**Provided entries**:
******************************

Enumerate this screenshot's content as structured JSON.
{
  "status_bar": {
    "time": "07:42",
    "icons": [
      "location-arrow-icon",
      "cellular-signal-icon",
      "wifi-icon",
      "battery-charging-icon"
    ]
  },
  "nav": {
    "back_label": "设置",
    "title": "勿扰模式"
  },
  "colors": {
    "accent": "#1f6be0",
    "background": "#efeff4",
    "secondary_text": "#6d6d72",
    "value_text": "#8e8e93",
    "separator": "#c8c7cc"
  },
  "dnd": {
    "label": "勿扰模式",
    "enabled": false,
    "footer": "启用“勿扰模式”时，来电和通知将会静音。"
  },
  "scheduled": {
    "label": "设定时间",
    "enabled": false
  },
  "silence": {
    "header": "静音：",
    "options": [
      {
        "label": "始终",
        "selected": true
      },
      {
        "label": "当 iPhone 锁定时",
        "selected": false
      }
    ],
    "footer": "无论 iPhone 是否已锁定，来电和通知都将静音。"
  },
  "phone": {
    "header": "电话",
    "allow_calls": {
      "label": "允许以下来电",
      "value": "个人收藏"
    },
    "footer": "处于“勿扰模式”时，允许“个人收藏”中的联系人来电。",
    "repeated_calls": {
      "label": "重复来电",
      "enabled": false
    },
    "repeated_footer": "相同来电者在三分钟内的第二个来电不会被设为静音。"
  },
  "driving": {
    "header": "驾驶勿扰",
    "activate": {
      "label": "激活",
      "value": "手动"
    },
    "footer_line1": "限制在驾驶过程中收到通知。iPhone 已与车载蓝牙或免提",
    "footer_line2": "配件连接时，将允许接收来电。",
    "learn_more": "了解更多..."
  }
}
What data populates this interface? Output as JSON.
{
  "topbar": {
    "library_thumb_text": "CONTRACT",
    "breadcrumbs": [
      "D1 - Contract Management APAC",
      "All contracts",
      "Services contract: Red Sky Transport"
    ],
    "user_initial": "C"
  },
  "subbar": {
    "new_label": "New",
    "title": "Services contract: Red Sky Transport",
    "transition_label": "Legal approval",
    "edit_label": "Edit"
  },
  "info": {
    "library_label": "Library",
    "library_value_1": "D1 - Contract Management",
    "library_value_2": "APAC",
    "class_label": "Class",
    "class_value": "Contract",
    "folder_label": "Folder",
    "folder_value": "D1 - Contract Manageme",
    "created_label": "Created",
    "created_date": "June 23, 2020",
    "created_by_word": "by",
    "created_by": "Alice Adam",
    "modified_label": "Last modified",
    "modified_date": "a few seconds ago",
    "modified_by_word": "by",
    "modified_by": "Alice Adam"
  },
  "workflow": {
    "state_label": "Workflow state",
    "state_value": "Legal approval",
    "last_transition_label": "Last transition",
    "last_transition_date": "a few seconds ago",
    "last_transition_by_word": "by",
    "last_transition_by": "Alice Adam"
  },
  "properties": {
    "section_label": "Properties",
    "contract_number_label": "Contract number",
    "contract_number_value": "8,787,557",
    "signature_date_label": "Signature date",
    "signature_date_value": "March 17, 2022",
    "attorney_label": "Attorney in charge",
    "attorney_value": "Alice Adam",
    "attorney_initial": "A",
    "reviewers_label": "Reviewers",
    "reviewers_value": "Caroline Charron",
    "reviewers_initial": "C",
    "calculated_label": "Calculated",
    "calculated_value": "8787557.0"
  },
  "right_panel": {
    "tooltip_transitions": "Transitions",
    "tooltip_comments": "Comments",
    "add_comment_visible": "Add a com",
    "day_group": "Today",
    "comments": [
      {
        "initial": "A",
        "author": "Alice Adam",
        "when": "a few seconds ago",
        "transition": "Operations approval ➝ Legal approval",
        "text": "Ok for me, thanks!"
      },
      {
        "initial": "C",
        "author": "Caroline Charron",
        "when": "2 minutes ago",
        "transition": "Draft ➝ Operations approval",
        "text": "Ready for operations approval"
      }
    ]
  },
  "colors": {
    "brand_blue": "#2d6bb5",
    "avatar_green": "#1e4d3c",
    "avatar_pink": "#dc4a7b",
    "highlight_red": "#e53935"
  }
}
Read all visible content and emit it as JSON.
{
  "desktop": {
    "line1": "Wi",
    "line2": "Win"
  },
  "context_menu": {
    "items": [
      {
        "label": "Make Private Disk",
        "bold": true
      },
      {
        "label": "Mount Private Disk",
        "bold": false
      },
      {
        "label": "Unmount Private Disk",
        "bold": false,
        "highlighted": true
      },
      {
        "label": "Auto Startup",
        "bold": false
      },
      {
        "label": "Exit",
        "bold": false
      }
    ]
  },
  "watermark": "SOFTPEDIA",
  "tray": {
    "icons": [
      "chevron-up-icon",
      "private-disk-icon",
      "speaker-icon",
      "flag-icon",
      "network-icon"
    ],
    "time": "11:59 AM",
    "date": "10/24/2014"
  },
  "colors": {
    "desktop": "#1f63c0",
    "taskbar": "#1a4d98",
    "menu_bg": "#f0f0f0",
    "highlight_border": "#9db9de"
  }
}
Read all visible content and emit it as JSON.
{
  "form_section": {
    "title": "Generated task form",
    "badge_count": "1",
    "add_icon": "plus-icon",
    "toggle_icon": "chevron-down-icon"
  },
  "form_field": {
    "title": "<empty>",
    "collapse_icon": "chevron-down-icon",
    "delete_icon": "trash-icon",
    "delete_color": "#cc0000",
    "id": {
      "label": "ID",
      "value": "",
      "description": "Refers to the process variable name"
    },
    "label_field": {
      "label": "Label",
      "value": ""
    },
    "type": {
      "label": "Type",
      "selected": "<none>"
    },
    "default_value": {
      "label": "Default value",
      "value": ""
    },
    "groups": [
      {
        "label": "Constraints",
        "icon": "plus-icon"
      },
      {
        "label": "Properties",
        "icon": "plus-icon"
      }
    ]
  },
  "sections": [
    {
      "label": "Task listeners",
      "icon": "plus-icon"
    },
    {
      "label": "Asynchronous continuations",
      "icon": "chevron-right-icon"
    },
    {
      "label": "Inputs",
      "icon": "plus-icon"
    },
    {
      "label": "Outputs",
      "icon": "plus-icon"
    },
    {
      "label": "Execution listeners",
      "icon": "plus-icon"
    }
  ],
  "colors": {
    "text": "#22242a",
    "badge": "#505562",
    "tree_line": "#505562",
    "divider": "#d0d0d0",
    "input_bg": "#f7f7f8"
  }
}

******************************

Provide all the records again, word for word.

**Solution for this exercise**:
Enumerate this screenshot's content as structured JSON.
{
  "status_bar": {
    "time": "07:42",
    "icons": [
      "location-arrow-icon",
      "cellular-signal-icon",
      "wifi-icon",
      "battery-charging-icon"
    ]
  },
  "nav": {
    "back_label": "设置",
    "title": "勿扰模式"
  },
  "colors": {
    "accent": "#1f6be0",
    "background": "#efeff4",
    "secondary_text": "#6d6d72",
    "value_text": "#8e8e93",
    "separator": "#c8c7cc"
  },
  "dnd": {
    "label": "勿扰模式",
    "enabled": false,
    "footer": "启用“勿扰模式”时，来电和通知将会静音。"
  },
  "scheduled": {
    "label": "设定时间",
    "enabled": false
  },
  "silence": {
    "header": "静音：",
    "options": [
      {
        "label": "始终",
        "selected": true
      },
      {
        "label": "当 iPhone 锁定时",
        "selected": false
      }
    ],
    "footer": "无论 iPhone 是否已锁定，来电和通知都将静音。"
  },
  "phone": {
    "header": "电话",
    "allow_calls": {
      "label": "允许以下来电",
      "value": "个人收藏"
    },
    "footer": "处于“勿扰模式”时，允许“个人收藏”中的联系人来电。",
    "repeated_calls": {
      "label": "重复来电",
      "enabled": false
    },
    "repeated_footer": "相同来电者在三分钟内的第二个来电不会被设为静音。"
  },
  "driving": {
    "header": "驾驶勿扰",
    "activate": {
      "label": "激活",
      "value": "手动"
    },
    "footer_line1": "限制在驾驶过程中收到通知。iPhone 已与车载蓝牙或免提",
    "footer_line2": "配件连接时，将允许接收来电。",
    "learn_more": "了解更多..."
  }
}
What data populates this interface? Output as JSON.
{
  "topbar": {
    "library_thumb_text": "CONTRACT",
    "breadcrumbs": [
      "D1 - Contract Management APAC",
      "All contracts",
      "Services contract: Red Sky Transport"
    ],
    "user_initial": "C"
  },
  "subbar": {
    "new_label": "New",
    "title": "Services contract: Red Sky Transport",
    "transition_label": "Legal approval",
    "edit_label": "Edit"
  },
  "info": {
    "library_label": "Library",
    "library_value_1": "D1 - Contract Management",
    "library_value_2": "APAC",
    "class_label": "Class",
    "class_value": "Contract",
    "folder_label": "Folder",
    "folder_value": "D1 - Contract Manageme",
    "created_label": "Created",
    "created_date": "June 23, 2020",
    "created_by_word": "by",
    "created_by": "Alice Adam",
    "modified_label": "Last modified",
    "modified_date": "a few seconds ago",
    "modified_by_word": "by",
    "modified_by": "Alice Adam"
  },
  "workflow": {
    "state_label": "Workflow state",
    "state_value": "Legal approval",
    "last_transition_label": "Last transition",
    "last_transition_date": "a few seconds ago",
    "last_transition_by_word": "by",
    "last_transition_by": "Alice Adam"
  },
  "properties": {
    "section_label": "Properties",
    "contract_number_label": "Contract number",
    "contract_number_value": "8,787,557",
    "signature_date_label": "Signature date",
    "signature_date_value": "March 17, 2022",
    "attorney_label": "Attorney in charge",
    "attorney_value": "Alice Adam",
    "attorney_initial": "A",
    "reviewers_label": "Reviewers",
    "reviewers_value": "Caroline Charron",
    "reviewers_initial": "C",
    "calculated_label": "Calculated",
    "calculated_value": "8787557.0"
  },
  "right_panel": {
    "tooltip_transitions": "Transitions",
    "tooltip_comments": "Comments",
    "add_comment_visible": "Add a com",
    "day_group": "Today",
    "comments": [
      {
        "initial": "A",
        "author": "Alice Adam",
        "when": "a few seconds ago",
        "transition": "Operations approval ➝ Legal approval",
        "text": "Ok for me, thanks!"
      },
      {
        "initial": "C",
        "author": "Caroline Charron",
        "when": "2 minutes ago",
        "transition": "Draft ➝ Operations approval",
        "text": "Ready for operations approval"
      }
    ]
  },
  "colors": {
    "brand_blue": "#2d6bb5",
    "avatar_green": "#1e4d3c",
    "avatar_pink": "#dc4a7b",
    "highlight_red": "#e53935"
  }
}
Read all visible content and emit it as JSON.
{
  "desktop": {
    "line1": "Wi",
    "line2": "Win"
  },
  "context_menu": {
    "items": [
      {
        "label": "Make Private Disk",
        "bold": true
      },
      {
        "label": "Mount Private Disk",
        "bold": false
      },
      {
        "label": "Unmount Private Disk",
        "bold": false,
        "highlighted": true
      },
      {
        "label": "Auto Startup",
        "bold": false
      },
      {
        "label": "Exit",
        "bold": false
      }
    ]
  },
  "watermark": "SOFTPEDIA",
  "tray": {
    "icons": [
      "chevron-up-icon",
      "private-disk-icon",
      "speaker-icon",
      "flag-icon",
      "network-icon"
    ],
    "time": "11:59 AM",
    "date": "10/24/2014"
  },
  "colors": {
    "desktop": "#1f63c0",
    "taskbar": "#1a4d98",
    "menu_bg": "#f0f0f0",
    "highlight_border": "#9db9de"
  }
}
Read all visible content and emit it as JSON.
{
  "form_section": {
    "title": "Generated task form",
    "badge_count": "1",
    "add_icon": "plus-icon",
    "toggle_icon": "chevron-down-icon"
  },
  "form_field": {
    "title": "<empty>",
    "collapse_icon": "chevron-down-icon",
    "delete_icon": "trash-icon",
    "delete_color": "#cc0000",
    "id": {
      "label": "ID",
      "value": "",
      "description": "Refers to the process variable name"
    },
    "label_field": {
      "label": "Label",
      "value": ""
    },
    "type": {
      "label": "Type",
      "selected": "<none>"
    },
    "default_value": {
      "label": "Default value",
      "value": ""
    },
    "groups": [
      {
        "label": "Constraints",
        "icon": "plus-icon"
      },
      {
        "label": "Properties",
        "icon": "plus-icon"
      }
    ]
  },
  "sections": [
    {
      "label": "Task listeners",
      "icon": "plus-icon"
    },
    {
      "label": "Asynchronous continuations",
      "icon": "chevron-right-icon"
    },
    {
      "label": "Inputs",
      "icon": "plus-icon"
    },
    {
      "label": "Outputs",
      "icon": "plus-icon"
    },
    {
      "label": "Execution listeners",
      "icon": "plus-icon"
    }
  ],
  "colors": {
    "text": "#22242a",
    "badge": "#505562",
    "tree_line": "#505562",
    "divider": "#d0d0d0",
    "input_bg": "#f7f7f8"
  }
}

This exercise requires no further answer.